Data entries:

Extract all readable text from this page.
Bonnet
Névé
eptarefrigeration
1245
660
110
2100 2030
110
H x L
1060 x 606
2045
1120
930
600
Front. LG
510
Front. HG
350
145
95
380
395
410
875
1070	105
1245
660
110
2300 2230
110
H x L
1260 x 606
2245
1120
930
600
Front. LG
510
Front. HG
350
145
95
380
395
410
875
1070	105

Problem to work on |
Output the lines above verbatim and in full.

Problem solution |
Extract all readable text from this page.
Bonnet
Névé
eptarefrigeration
1245
660
110
2100 2030
110
H x L
1060 x 606
2045
1120
930
600
Front. LG
510
Front. HG
350
145
95
380
395
410
875
1070	105
1245
660
110
2300 2230
110
H x L
1260 x 606
2245
1120
930
600
Front. LG
510
Front. HG
350
145
95
380
395
410
875
1070	105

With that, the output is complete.